* [Problem description]:
Without omitting anything, return the records precisely as given.

>> Start Input rows

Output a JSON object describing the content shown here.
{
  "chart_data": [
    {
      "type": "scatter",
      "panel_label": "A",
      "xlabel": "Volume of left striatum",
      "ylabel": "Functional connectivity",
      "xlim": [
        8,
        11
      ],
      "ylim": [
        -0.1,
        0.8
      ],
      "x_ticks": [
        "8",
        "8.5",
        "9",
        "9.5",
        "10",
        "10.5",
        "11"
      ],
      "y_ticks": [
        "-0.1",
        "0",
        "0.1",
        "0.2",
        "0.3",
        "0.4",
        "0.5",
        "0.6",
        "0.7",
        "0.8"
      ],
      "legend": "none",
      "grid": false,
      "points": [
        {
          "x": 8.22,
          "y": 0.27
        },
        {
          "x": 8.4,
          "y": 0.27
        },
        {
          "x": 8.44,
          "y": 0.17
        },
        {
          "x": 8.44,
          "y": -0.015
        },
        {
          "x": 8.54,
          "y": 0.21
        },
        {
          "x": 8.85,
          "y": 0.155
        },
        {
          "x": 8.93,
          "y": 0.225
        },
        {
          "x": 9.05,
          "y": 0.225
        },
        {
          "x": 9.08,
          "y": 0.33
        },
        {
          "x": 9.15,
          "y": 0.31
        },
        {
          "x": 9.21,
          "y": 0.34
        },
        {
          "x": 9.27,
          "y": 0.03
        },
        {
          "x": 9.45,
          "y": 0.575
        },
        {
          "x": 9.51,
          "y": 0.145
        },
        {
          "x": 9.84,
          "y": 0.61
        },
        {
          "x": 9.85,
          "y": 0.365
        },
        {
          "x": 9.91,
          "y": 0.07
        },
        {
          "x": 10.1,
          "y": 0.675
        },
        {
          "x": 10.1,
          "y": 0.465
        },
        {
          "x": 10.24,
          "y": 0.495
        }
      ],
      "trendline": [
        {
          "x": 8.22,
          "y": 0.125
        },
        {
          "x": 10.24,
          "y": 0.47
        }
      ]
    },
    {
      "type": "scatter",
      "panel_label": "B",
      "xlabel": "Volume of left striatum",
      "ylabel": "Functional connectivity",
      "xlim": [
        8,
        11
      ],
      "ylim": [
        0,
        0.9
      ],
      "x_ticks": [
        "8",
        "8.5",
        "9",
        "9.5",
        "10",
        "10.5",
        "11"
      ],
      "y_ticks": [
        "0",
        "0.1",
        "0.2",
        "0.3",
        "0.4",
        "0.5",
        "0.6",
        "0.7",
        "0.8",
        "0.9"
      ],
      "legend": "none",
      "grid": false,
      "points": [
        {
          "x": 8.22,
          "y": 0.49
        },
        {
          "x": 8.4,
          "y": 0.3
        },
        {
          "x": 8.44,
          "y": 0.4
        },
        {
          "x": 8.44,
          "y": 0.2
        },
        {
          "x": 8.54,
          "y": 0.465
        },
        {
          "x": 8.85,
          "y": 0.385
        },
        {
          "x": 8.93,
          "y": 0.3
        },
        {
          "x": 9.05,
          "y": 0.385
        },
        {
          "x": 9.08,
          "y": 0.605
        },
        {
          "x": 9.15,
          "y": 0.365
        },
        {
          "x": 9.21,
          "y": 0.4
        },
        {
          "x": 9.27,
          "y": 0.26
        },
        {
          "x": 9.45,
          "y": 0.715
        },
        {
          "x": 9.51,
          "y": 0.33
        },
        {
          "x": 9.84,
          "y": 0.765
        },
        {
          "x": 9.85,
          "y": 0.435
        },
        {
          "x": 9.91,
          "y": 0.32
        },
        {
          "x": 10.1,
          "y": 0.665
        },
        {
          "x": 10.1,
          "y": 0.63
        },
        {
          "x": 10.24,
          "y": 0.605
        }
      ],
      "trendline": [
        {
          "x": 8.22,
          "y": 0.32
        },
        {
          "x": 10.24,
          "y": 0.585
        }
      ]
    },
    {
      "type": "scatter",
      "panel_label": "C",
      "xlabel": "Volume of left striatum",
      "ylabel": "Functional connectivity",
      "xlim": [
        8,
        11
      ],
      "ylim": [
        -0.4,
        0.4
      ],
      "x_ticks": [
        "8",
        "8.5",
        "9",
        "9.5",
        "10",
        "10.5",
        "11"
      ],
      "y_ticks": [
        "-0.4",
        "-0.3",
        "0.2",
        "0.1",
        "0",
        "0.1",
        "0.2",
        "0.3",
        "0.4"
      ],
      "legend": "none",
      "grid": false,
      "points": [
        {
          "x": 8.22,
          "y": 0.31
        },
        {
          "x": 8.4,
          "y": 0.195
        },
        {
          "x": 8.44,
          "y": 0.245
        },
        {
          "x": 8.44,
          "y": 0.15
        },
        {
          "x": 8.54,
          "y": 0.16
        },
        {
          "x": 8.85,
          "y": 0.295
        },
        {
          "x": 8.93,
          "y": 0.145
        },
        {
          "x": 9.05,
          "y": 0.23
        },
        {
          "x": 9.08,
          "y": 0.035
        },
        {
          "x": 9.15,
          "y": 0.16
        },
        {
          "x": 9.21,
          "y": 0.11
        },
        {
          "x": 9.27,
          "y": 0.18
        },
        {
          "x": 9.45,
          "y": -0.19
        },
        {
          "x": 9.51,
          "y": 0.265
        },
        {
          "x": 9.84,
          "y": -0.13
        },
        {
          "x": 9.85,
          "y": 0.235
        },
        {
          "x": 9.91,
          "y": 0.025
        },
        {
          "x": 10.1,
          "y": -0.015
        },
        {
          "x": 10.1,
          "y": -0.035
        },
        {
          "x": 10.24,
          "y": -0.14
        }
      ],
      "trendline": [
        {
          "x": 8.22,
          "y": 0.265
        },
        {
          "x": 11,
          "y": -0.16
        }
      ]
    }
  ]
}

>> End Input rows

* [Correct answer]:
Output a JSON object describing the content shown here.
{
  "chart_data": [
    {
      "type": "scatter",
      "panel_label": "A",
      "xlabel": "Volume of left striatum",
      "ylabel": "Functional connectivity",
      "xlim": [
        8,
        11
      ],
      "ylim": [
        -0.1,
        0.8
      ],
      "x_ticks": [
        "8",
        "8.5",
        "9",
        "9.5",
        "10",
        "10.5",
        "11"
      ],
      "y_ticks": [
        "-0.1",
        "0",
        "0.1",
        "0.2",
        "0.3",
        "0.4",
        "0.5",
        "0.6",
        "0.7",
        "0.8"
      ],
      "legend": "none",
      "grid": false,
      "points": [
        {
          "x": 8.22,
          "y": 0.27
        },
        {
          "x": 8.4,
          "y": 0.27
        },
        {
          "x": 8.44,
          "y": 0.17
        },
        {
          "x": 8.44,
          "y": -0.015
        },
        {
          "x": 8.54,
          "y": 0.21
        },
        {
          "x": 8.85,
          "y": 0.155
        },
        {
          "x": 8.93,
          "y": 0.225
        },
        {
          "x": 9.05,
          "y": 0.225
        },
        {
          "x": 9.08,
          "y": 0.33
        },
        {
          "x": 9.15,
          "y": 0.31
        },
        {
          "x": 9.21,
          "y": 0.34
        },
        {
          "x": 9.27,
          "y": 0.03
        },
        {
          "x": 9.45,
          "y": 0.575
        },
        {
          "x": 9.51,
          "y": 0.145
        },
        {
          "x": 9.84,
          "y": 0.61
        },
        {
          "x": 9.85,
          "y": 0.365
        },
        {
          "x": 9.91,
          "y": 0.07
        },
        {
          "x": 10.1,
          "y": 0.675
        },
        {
          "x": 10.1,
          "y": 0.465
        },
        {
          "x": 10.24,
          "y": 0.495
        }
      ],
      "trendline": [
        {
          "x": 8.22,
          "y": 0.125
        },
        {
          "x": 10.24,
          "y": 0.47
        }
      ]
    },
    {
      "type": "scatter",
      "panel_label": "B",
      "xlabel": "Volume of left striatum",
      "ylabel": "Functional connectivity",
      "xlim": [
        8,
        11
      ],
      "ylim": [
        0,
        0.9
      ],
      "x_ticks": [
        "8",
        "8.5",
        "9",
        "9.5",
        "10",
        "10.5",
        "11"
      ],
      "y_ticks": [
        "0",
        "0.1",
        "0.2",
        "0.3",
        "0.4",
        "0.5",
        "0.6",
        "0.7",
        "0.8",
        "0.9"
      ],
      "legend": "none",
      "grid": false,
      "points": [
        {
          "x": 8.22,
          "y": 0.49
        },
        {
          "x": 8.4,
          "y": 0.3
        },
        {
          "x": 8.44,
          "y": 0.4
        },
        {
          "x": 8.44,
          "y": 0.2
        },
        {
          "x": 8.54,
          "y": 0.465
        },
        {
          "x": 8.85,
          "y": 0.385
        },
        {
          "x": 8.93,
          "y": 0.3
        },
        {
          "x": 9.05,
          "y": 0.385
        },
        {
          "x": 9.08,
          "y": 0.605
        },
        {
          "x": 9.15,
          "y": 0.365
        },
        {
          "x": 9.21,
          "y": 0.4
        },
        {
          "x": 9.27,
          "y": 0.26
        },
        {
          "x": 9.45,
          "y": 0.715
        },
        {
          "x": 9.51,
          "y": 0.33
        },
        {
          "x": 9.84,
          "y": 0.765
        },
        {
          "x": 9.85,
          "y": 0.435
        },
        {
          "x": 9.91,
          "y": 0.32
        },
        {
          "x": 10.1,
          "y": 0.665
        },
        {
          "x": 10.1,
          "y": 0.63
        },
        {
          "x": 10.24,
          "y": 0.605
        }
      ],
      "trendline": [
        {
          "x": 8.22,
          "y": 0.32
        },
        {
          "x": 10.24,
          "y": 0.585
        }
      ]
    },
    {
      "type": "scatter",
      "panel_label": "C",
      "xlabel": "Volume of left striatum",
      "ylabel": "Functional connectivity",
      "xlim": [
        8,
        11
      ],
      "ylim": [
        -0.4,
        0.4
      ],
      "x_ticks": [
        "8",
        "8.5",
        "9",
        "9.5",
        "10",
        "10.5",
        "11"
      ],
      "y_ticks": [
        "-0.4",
        "-0.3",
        "0.2",
        "0.1",
        "0",
        "0.1",
        "0.2",
        "0.3",
        "0.4"
      ],
      "legend": "none",
      "grid": false,
      "points": [
        {
          "x": 8.22,
          "y": 0.31
        },
        {
          "x": 8.4,
          "y": 0.195
        },
        {
          "x": 8.44,
          "y": 0.245
        },
        {
          "x": 8.44,
          "y": 0.15
        },
        {
          "x": 8.54,
          "y": 0.16
        },
        {
          "x": 8.85,
          "y": 0.295
        },
        {
          "x": 8.93,
          "y": 0.145
        },
        {
          "x": 9.05,
          "y": 0.23
        },
        {
          "x": 9.08,
          "y": 0.035
        },
        {
          "x": 9.15,
          "y": 0.16
        },
        {
          "x": 9.21,
          "y": 0.11
        },
        {
          "x": 9.27,
          "y": 0.18
        },
        {
          "x": 9.45,
          "y": -0.19
        },
        {
          "x": 9.51,
          "y": 0.265
        },
        {
          "x": 9.84,
          "y": -0.13
        },
        {
          "x": 9.85,
          "y": 0.235
        },
        {
          "x": 9.91,
          "y": 0.025
        },
        {
          "x": 10.1,
          "y": -0.015
        },
        {
          "x": 10.1,
          "y": -0.035
        },
        {
          "x": 10.24,
          "y": -0.14
        }
      ],
      "trendline": [
        {
          "x": 8.22,
          "y": 0.265
        },
        {
          "x": 11,
          "y": -0.16
        }
      ]
    }
  ]
}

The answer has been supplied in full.